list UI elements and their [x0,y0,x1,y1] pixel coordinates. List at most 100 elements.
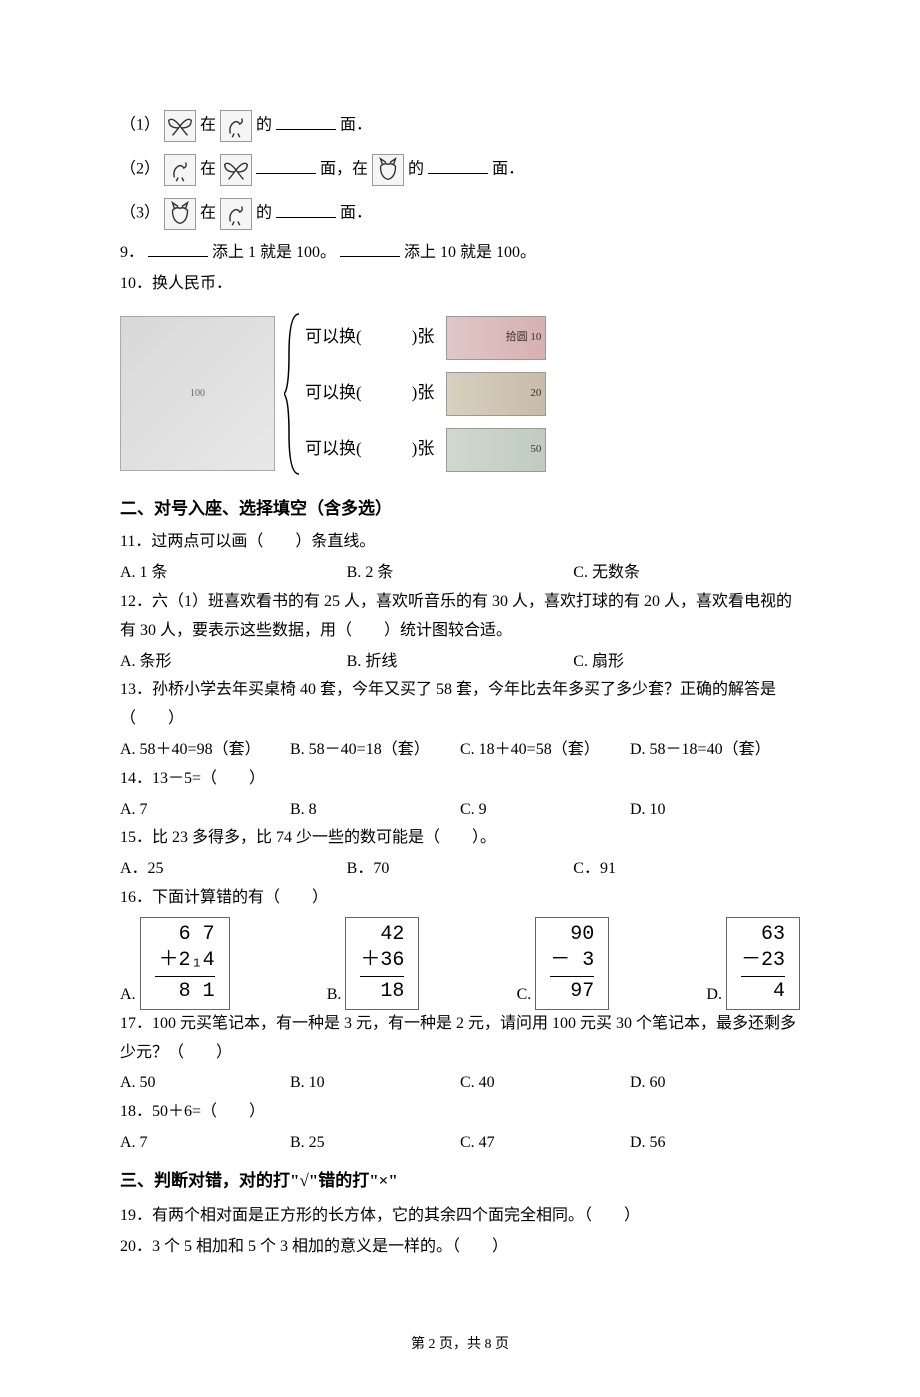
q8-3-prefix: （3） [120,205,160,222]
q20-text: 20．3 个 5 相加和 5 个 3 相加的意义是一样的。（ ） [120,1233,800,1262]
brace-icon [275,309,305,479]
option-label: C. [517,981,532,1010]
twenty-yuan-bill: 20 [446,372,546,416]
calc-line: 18 [360,979,404,1005]
q9-text1: 添上 1 就是 100。 [212,244,336,261]
q14-options: A. 7 B. 8 C. 9 D. 10 [120,796,800,825]
option-label: A. [120,981,136,1010]
q8-part2: （2） 在 面，在 的 面． [120,154,800,186]
q12-options: A. 条形 B. 折线 C. 扇形 [120,648,800,677]
q11-text: 11．过两点可以画（ ）条直线。 [120,528,800,557]
calc-line: ＋2₁4 [155,948,215,974]
option-c[interactable]: C. 18＋40=58（套） [460,736,630,765]
q11-options: A. 1 条 B. 2 条 C. 无数条 [120,559,800,588]
calc-box: 6 7 ＋2₁4 8 1 [140,917,230,1010]
calc-line: 8 1 [155,979,215,1005]
option-a[interactable]: A．25 [120,855,347,884]
calc-rule [741,976,785,977]
butterfly-icon [220,154,252,186]
q8-1-prefix: （1） [120,117,160,134]
blank-input[interactable] [362,323,412,352]
calc-rule [550,976,594,977]
option-c[interactable]: C．91 [573,855,800,884]
option-b[interactable]: B. 2 条 [347,559,574,588]
option-c[interactable]: C. 90 － 3 97 [517,917,610,1010]
option-a[interactable]: A. 58＋40=98（套） [120,736,290,765]
q15-options: A．25 B．70 C．91 [120,855,800,884]
blank-input[interactable] [340,238,400,257]
q8-2-mid3: 的 [408,161,424,178]
bill-label: 20 [530,384,541,404]
rooster-icon [164,154,196,186]
blank-input[interactable] [428,154,488,173]
option-label: D. [706,981,722,1010]
calc-line: 90 [550,922,594,948]
option-a[interactable]: A. 7 [120,1129,290,1158]
option-b[interactable]: B. 折线 [347,648,574,677]
money-row: 可以换( )张 50 [305,422,800,478]
page-footer: 第 2 页，共 8 页 [120,1332,800,1357]
ten-yuan-bill: 拾圆 10 [446,316,546,360]
q9-text2: 添上 10 就是 100。 [404,244,536,261]
q8-2-prefix: （2） [120,161,160,178]
option-b[interactable]: B. 25 [290,1129,460,1158]
calc-line: 4 [741,979,785,1005]
section-3-header: 三、判断对错，对的打"√"错的打"×" [120,1166,800,1197]
blank-input[interactable] [256,154,316,173]
option-a[interactable]: A. 1 条 [120,559,347,588]
option-d[interactable]: D. 63 －23 4 [706,917,800,1010]
money-row-text: 可以换( [305,378,362,409]
blank-input[interactable] [362,379,412,408]
bill-label: 拾圆 10 [506,328,542,348]
option-c[interactable]: C. 47 [460,1129,630,1158]
blank-input[interactable] [276,198,336,217]
option-d[interactable]: D. 60 [630,1069,800,1098]
blank-input[interactable] [148,238,208,257]
butterfly-icon [164,110,196,142]
option-a[interactable]: A. 50 [120,1069,290,1098]
q8-1-mid2: 的 [256,117,272,134]
rooster-icon [220,110,252,142]
q14-text: 14．13－5=（ ） [120,765,800,794]
q8-1-mid1: 在 [200,117,216,134]
q8-part3: （3） 在 的 面． [120,198,800,230]
rooster-icon [220,198,252,230]
option-c[interactable]: C. 无数条 [573,559,800,588]
option-a[interactable]: A. 7 [120,796,290,825]
option-b[interactable]: B. 58－40=18（套） [290,736,460,765]
option-c[interactable]: C. 9 [460,796,630,825]
fifty-yuan-bill: 50 [446,428,546,472]
q8-3-suffix: 面． [340,205,372,222]
q12-text: 12．六（1）班喜欢看书的有 25 人，喜欢听音乐的有 30 人，喜欢打球的有 … [120,588,800,646]
option-c[interactable]: C. 40 [460,1069,630,1098]
calc-line: 97 [550,979,594,1005]
option-c[interactable]: C. 扇形 [573,648,800,677]
money-exchange: 100 可以换( )张 拾圆 10 可以换( )张 20 可以换( )张 50 [120,309,800,479]
calc-rule [360,976,404,977]
calc-line: －23 [741,948,785,974]
q8-1-suffix: 面． [340,117,372,134]
q16-text: 16．下面计算错的有（ ） [120,884,800,913]
option-label: B. [327,981,342,1010]
blank-input[interactable] [362,435,412,464]
q9: 9． 添上 1 就是 100。 添上 10 就是 100。 [120,238,800,268]
option-d[interactable]: D. 56 [630,1129,800,1158]
money-row: 可以换( )张 20 [305,366,800,422]
q8-2-mid1: 在 [200,161,216,178]
money-row: 可以换( )张 拾圆 10 [305,310,800,366]
blank-input[interactable] [276,110,336,129]
option-d[interactable]: D. 10 [630,796,800,825]
option-b[interactable]: B. 8 [290,796,460,825]
option-a[interactable]: A. 条形 [120,648,347,677]
option-a[interactable]: A. 6 7 ＋2₁4 8 1 [120,917,230,1010]
q15-text: 15．比 23 多得多，比 74 少一些的数可能是（ ）。 [120,824,800,853]
option-b[interactable]: B．70 [347,855,574,884]
calc-line: 42 [360,922,404,948]
calc-line: 63 [741,922,785,948]
option-b[interactable]: B. 10 [290,1069,460,1098]
q17-text: 17．100 元买笔记本，有一种是 3 元，有一种是 2 元，请问用 100 元… [120,1010,800,1068]
q18-text: 18．50＋6=（ ） [120,1098,800,1127]
option-d[interactable]: D. 58－18=40（套） [630,736,800,765]
option-b[interactable]: B. 42 ＋36 18 [327,917,420,1010]
money-row-suffix: )张 [412,378,435,409]
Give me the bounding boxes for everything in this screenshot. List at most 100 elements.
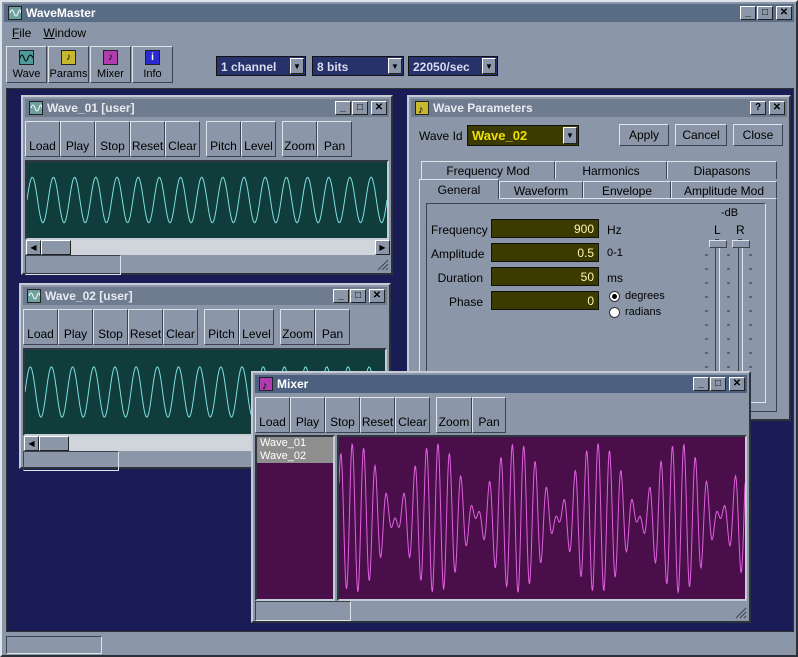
clear-button[interactable]: Clear bbox=[163, 309, 198, 345]
mixer-display[interactable] bbox=[337, 435, 747, 601]
scroll-left-icon[interactable]: ◀ bbox=[24, 436, 39, 451]
chevron-down-icon[interactable]: ▼ bbox=[563, 127, 577, 144]
help-button[interactable]: ? bbox=[750, 101, 766, 115]
list-item[interactable]: Wave_02 bbox=[257, 450, 333, 463]
maximize-button[interactable]: □ bbox=[757, 6, 773, 20]
right-level-slider[interactable] bbox=[732, 240, 750, 248]
amplitude-input[interactable]: 0.5 bbox=[491, 243, 599, 262]
load-button[interactable]: Load bbox=[23, 309, 58, 345]
pan-button[interactable]: Pan bbox=[472, 397, 506, 433]
wave-id-select[interactable]: Wave_02 ▼ bbox=[467, 125, 579, 146]
wave01-display[interactable] bbox=[25, 160, 389, 240]
scroll-thumb[interactable] bbox=[41, 240, 71, 255]
scroll-thumb[interactable] bbox=[39, 436, 69, 451]
wave01-scrollbar[interactable]: ◀ ▶ bbox=[26, 240, 390, 255]
toolbar-wave-label: Wave bbox=[12, 68, 41, 80]
scroll-left-icon[interactable]: ◀ bbox=[26, 240, 41, 255]
tab-harmonics[interactable]: Harmonics bbox=[555, 161, 667, 179]
toolbar-mixer-button[interactable]: ♪ Mixer bbox=[90, 46, 131, 83]
rate-select-value: 22050/sec bbox=[413, 60, 470, 74]
tab-general[interactable]: General bbox=[419, 179, 499, 199]
close-button[interactable]: ✕ bbox=[769, 101, 785, 115]
minimize-button[interactable]: _ bbox=[333, 289, 349, 303]
degrees-radio[interactable] bbox=[609, 291, 620, 302]
pitch-button[interactable]: Pitch bbox=[204, 309, 239, 345]
clear-button[interactable]: Clear bbox=[165, 121, 200, 157]
reset-button[interactable]: Reset bbox=[128, 309, 163, 345]
menu-window[interactable]: Window bbox=[43, 26, 87, 40]
zoom-button[interactable]: Zoom bbox=[282, 121, 317, 157]
channels-select[interactable]: 1 channel ▼ bbox=[216, 56, 306, 76]
mixer-titlebar[interactable]: ♪ Mixer _ □ ✕ bbox=[255, 375, 747, 393]
close-button[interactable]: ✕ bbox=[369, 289, 385, 303]
phase-input[interactable]: 0 bbox=[491, 291, 599, 310]
wave-icon bbox=[27, 289, 41, 303]
tab-frequency-mod[interactable]: Frequency Mod bbox=[421, 161, 555, 179]
toolbar-info-button[interactable]: i Info bbox=[132, 46, 173, 83]
params-titlebar[interactable]: ♪ Wave Parameters ? ✕ bbox=[411, 99, 787, 117]
chevron-down-icon[interactable]: ▼ bbox=[482, 58, 496, 74]
radians-radio[interactable] bbox=[609, 307, 620, 318]
pitch-button[interactable]: Pitch bbox=[206, 121, 241, 157]
tab-waveform[interactable]: Waveform bbox=[499, 181, 583, 199]
minimize-button[interactable]: _ bbox=[740, 6, 756, 20]
cancel-button[interactable]: Cancel bbox=[675, 124, 727, 146]
rate-select[interactable]: 22050/sec ▼ bbox=[408, 56, 498, 76]
wave-id-value: Wave_02 bbox=[472, 128, 528, 143]
reset-button[interactable]: Reset bbox=[360, 397, 395, 433]
wave02-title: Wave_02 [user] bbox=[45, 289, 133, 303]
play-button[interactable]: Play bbox=[290, 397, 325, 433]
zoom-button[interactable]: Zoom bbox=[436, 397, 472, 433]
mixer-track-list[interactable]: Wave_01 Wave_02 bbox=[255, 435, 335, 601]
chevron-down-icon[interactable]: ▼ bbox=[290, 58, 304, 74]
toolbar-params-button[interactable]: ♪ Params bbox=[48, 46, 89, 83]
wave01-titlebar[interactable]: Wave_01 [user] _ □ ✕ bbox=[25, 99, 389, 117]
close-button[interactable]: ✕ bbox=[729, 377, 745, 391]
mixer-icon: ♪ bbox=[259, 377, 273, 391]
mixer-waveform-line bbox=[338, 443, 746, 595]
frequency-input[interactable]: 900 bbox=[491, 219, 599, 238]
pan-button[interactable]: Pan bbox=[315, 309, 350, 345]
play-button[interactable]: Play bbox=[60, 121, 95, 157]
level-button[interactable]: Level bbox=[239, 309, 274, 345]
list-item[interactable]: Wave_01 bbox=[257, 437, 333, 450]
toolbar-info-label: Info bbox=[143, 68, 162, 80]
mixer-title: Mixer bbox=[277, 377, 309, 391]
maximize-button[interactable]: □ bbox=[710, 377, 726, 391]
clear-button[interactable]: Clear bbox=[395, 397, 430, 433]
app-title: WaveMaster bbox=[26, 6, 96, 20]
close-button[interactable]: ✕ bbox=[776, 6, 792, 20]
duration-label: Duration bbox=[437, 271, 483, 285]
tab-amplitude-mod[interactable]: Amplitude Mod bbox=[671, 181, 777, 199]
resize-grip-icon[interactable] bbox=[377, 259, 389, 271]
play-button[interactable]: Play bbox=[58, 309, 93, 345]
minimize-button[interactable]: _ bbox=[693, 377, 709, 391]
duration-input[interactable]: 50 bbox=[491, 267, 599, 286]
maximize-button[interactable]: □ bbox=[350, 289, 366, 303]
reset-button[interactable]: Reset bbox=[130, 121, 165, 157]
toolbar-wave-button[interactable]: Wave bbox=[6, 46, 47, 83]
chevron-down-icon[interactable]: ▼ bbox=[388, 58, 402, 74]
wave02-titlebar[interactable]: Wave_02 [user] _ □ ✕ bbox=[23, 287, 387, 305]
resize-grip-icon[interactable] bbox=[735, 607, 747, 619]
wave01-status bbox=[25, 255, 121, 275]
stop-button[interactable]: Stop bbox=[93, 309, 128, 345]
apply-button[interactable]: Apply bbox=[619, 124, 669, 146]
scroll-right-icon[interactable]: ▶ bbox=[375, 240, 390, 255]
level-button[interactable]: Level bbox=[241, 121, 276, 157]
minimize-button[interactable]: _ bbox=[335, 101, 351, 115]
load-button[interactable]: Load bbox=[255, 397, 290, 433]
stop-button[interactable]: Stop bbox=[95, 121, 130, 157]
load-button[interactable]: Load bbox=[25, 121, 60, 157]
pan-button[interactable]: Pan bbox=[317, 121, 352, 157]
zoom-button[interactable]: Zoom bbox=[280, 309, 315, 345]
menu-file[interactable]: File bbox=[12, 26, 32, 40]
maximize-button[interactable]: □ bbox=[352, 101, 368, 115]
close-button[interactable]: ✕ bbox=[371, 101, 387, 115]
bits-select[interactable]: 8 bits ▼ bbox=[312, 56, 404, 76]
tab-envelope[interactable]: Envelope bbox=[583, 181, 671, 199]
stop-button[interactable]: Stop bbox=[325, 397, 360, 433]
params-close-button[interactable]: Close bbox=[733, 124, 783, 146]
left-level-slider[interactable] bbox=[709, 240, 727, 248]
tab-diapasons[interactable]: Diapasons bbox=[667, 161, 777, 179]
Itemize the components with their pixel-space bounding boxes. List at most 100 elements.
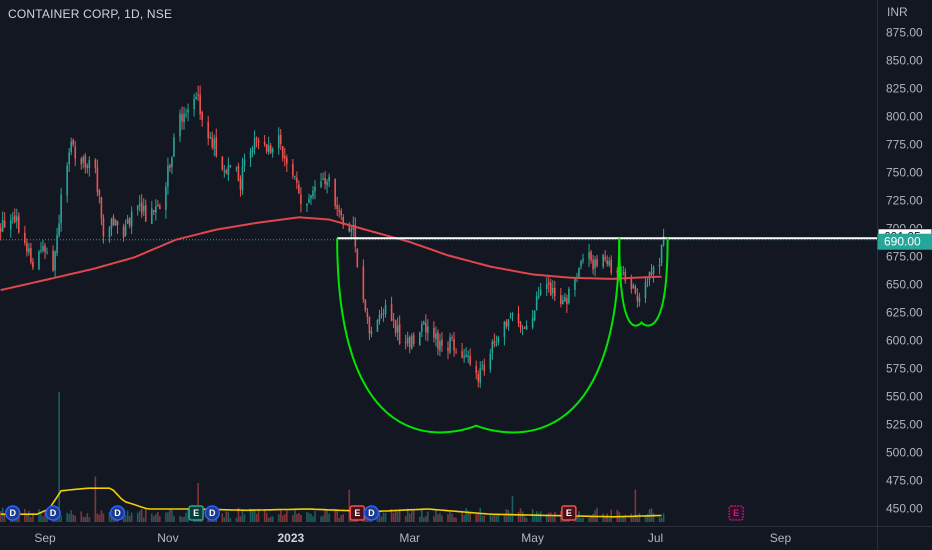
volume-bar: [308, 513, 310, 522]
candle-body: [396, 325, 399, 333]
candle-body: [80, 158, 83, 165]
candle-body: [153, 210, 155, 213]
candle-body: [461, 351, 463, 358]
volume-bar: [221, 513, 224, 522]
volume-bar: [539, 511, 542, 522]
candle-body: [201, 112, 203, 120]
volume-bar: [86, 513, 89, 522]
volume-bar: [255, 513, 258, 522]
volume-bar: [477, 514, 480, 522]
candle-body: [24, 232, 26, 243]
dividend-marker[interactable]: D: [109, 505, 126, 521]
symbol-title[interactable]: CONTAINER CORP, 1D, NSE: [8, 7, 173, 21]
dividend-marker[interactable]: D: [5, 505, 21, 521]
candle-body: [507, 319, 510, 327]
volume-bar: [312, 516, 314, 522]
candle-body: [183, 113, 185, 122]
candle-body: [167, 166, 169, 187]
candle-body: [592, 259, 594, 270]
time-tick-label: Sep: [770, 531, 792, 545]
candle-body: [539, 290, 542, 295]
candle-body: [662, 236, 665, 245]
volume-bar: [467, 510, 469, 522]
volume-bar: [187, 508, 189, 522]
earnings-marker[interactable]: E: [728, 505, 744, 521]
earnings-marker[interactable]: E: [561, 505, 577, 521]
volume-bar: [592, 513, 594, 522]
candle-body: [314, 186, 316, 192]
price-tick-label: 650.00: [886, 278, 923, 292]
candle-body: [410, 335, 413, 349]
candle-body: [622, 272, 625, 274]
candle-body: [56, 234, 58, 253]
candle-body: [423, 321, 425, 325]
dividend-marker[interactable]: D: [204, 505, 220, 521]
volume-bar: [336, 509, 338, 522]
candle-body: [519, 321, 522, 328]
candle-body: [136, 205, 139, 210]
candle-body: [509, 316, 512, 318]
earnings-marker[interactable]: E: [188, 505, 204, 521]
candle-body: [114, 219, 117, 226]
candle-body: [1, 219, 4, 232]
volume-bar: [608, 517, 610, 522]
candle-body: [157, 204, 159, 206]
volume-bar: [523, 516, 526, 522]
volume-bar: [404, 515, 407, 522]
dividend-marker[interactable]: D: [363, 505, 380, 521]
candle-body: [124, 224, 127, 236]
candle-body: [350, 228, 353, 232]
time-axis[interactable]: Sep Nov 2023 Mar May Jul Sep: [34, 531, 791, 545]
volume-bar: [588, 517, 590, 522]
candle-body: [15, 216, 18, 222]
volume-bar: [326, 509, 328, 522]
volume-bar: [144, 508, 147, 522]
volume-bar: [338, 518, 340, 522]
volume-bar: [167, 512, 169, 522]
volume-bar: [263, 508, 266, 522]
candle-body: [173, 137, 175, 157]
volume-bar: [469, 511, 471, 522]
volume-bar: [155, 514, 157, 522]
volume-bar: [281, 515, 284, 522]
volume-bar: [481, 515, 484, 522]
candle-body: [94, 159, 97, 168]
volume-bar: [324, 509, 326, 522]
volume-bar: [257, 508, 260, 522]
candle-body: [227, 165, 230, 176]
volume-bar: [479, 507, 482, 522]
volume-bar: [173, 515, 175, 522]
price-axis[interactable]: INR 450.00 475.00 500.00 525.00 550.00 575.00…: [886, 5, 923, 516]
volume-bar: [159, 516, 161, 522]
dividend-icon: [204, 505, 220, 521]
volume-bar: [620, 517, 623, 522]
candle-body: [249, 151, 252, 159]
dividend-marker[interactable]: D: [45, 505, 61, 521]
candle-body: [283, 156, 286, 159]
candle-body: [100, 197, 103, 219]
candle-body: [594, 259, 596, 269]
candle-body: [433, 328, 435, 338]
candle-body: [493, 341, 496, 344]
candle-body: [380, 313, 383, 315]
pattern-drawings[interactable]: [0, 237, 877, 434]
candle-body: [483, 365, 486, 371]
volume-bar: [70, 510, 72, 522]
candle-body: [138, 204, 141, 206]
volume-bar: [269, 516, 272, 522]
volume-bar: [489, 513, 492, 522]
candle-body: [574, 277, 576, 291]
candle-body: [394, 320, 397, 333]
candle-body: [580, 260, 582, 267]
volume-bar: [102, 513, 105, 522]
volume-bar: [465, 508, 467, 522]
candle-body: [239, 179, 242, 190]
earnings-marker[interactable]: E: [349, 505, 366, 521]
volume-bar: [511, 496, 514, 522]
volume-bar: [396, 511, 399, 522]
volume-bar: [509, 513, 512, 522]
volume-bar: [632, 517, 635, 522]
candle-body: [110, 218, 113, 229]
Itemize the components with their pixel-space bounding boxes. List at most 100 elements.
◆ ◆ ◆ ◆
◆ Exercise: Give the lines running from the line that contains "q8-3-prefix: （3） [120,205,160,222]" through the line that contains "calc-rule [741,976,785,977]", both included, as a JSON list of strings with one string per line and blank lines omitted.

◆ Result of the task:
[
  "q8-3-prefix: （3） [120,205,160,222]",
  "q20-text: 20．3 个 5 相加和 5 个 3 相加的意义是一样的。（ ） [120,1233,800,1262]",
  "brace-icon [275,309,305,479]",
  "option-label: C. [517,981,532,1010]",
  "twenty-yuan-bill: 20 [446,372,546,416]",
  "calc-line: 18 [360,979,404,1005]",
  "q9-text1: 添上 1 就是 100。 [212,244,336,261]",
  "q14-options: A. 7 B. 8 C. 9 D. 10 [120,796,800,825]",
  "option-label: A. [120,981,136,1010]",
  "q8-part2: （2） 在 面，在 的 面． [120,154,800,186]",
  "q12-options: A. 条形 B. 折线 C. 扇形 [120,648,800,677]",
  "q11-text: 11．过两点可以画（ ）条直线。 [120,528,800,557]",
  "calc-line: ＋2₁4 [155,948,215,974]",
  "option-c[interactable]: C. 18＋40=58（套） [460,736,630,765]",
  "q11-options: A. 1 条 B. 2 条 C. 无数条 [120,559,800,588]",
  "calc-box: 6 7 ＋2₁4 8 1 [140,917,230,1010]",
  "calc-line: 8 1 [155,979,215,1005]",
  "option-a[interactable]: A．25 [120,855,347,884]",
  "calc-rule [741,976,785,977]"
]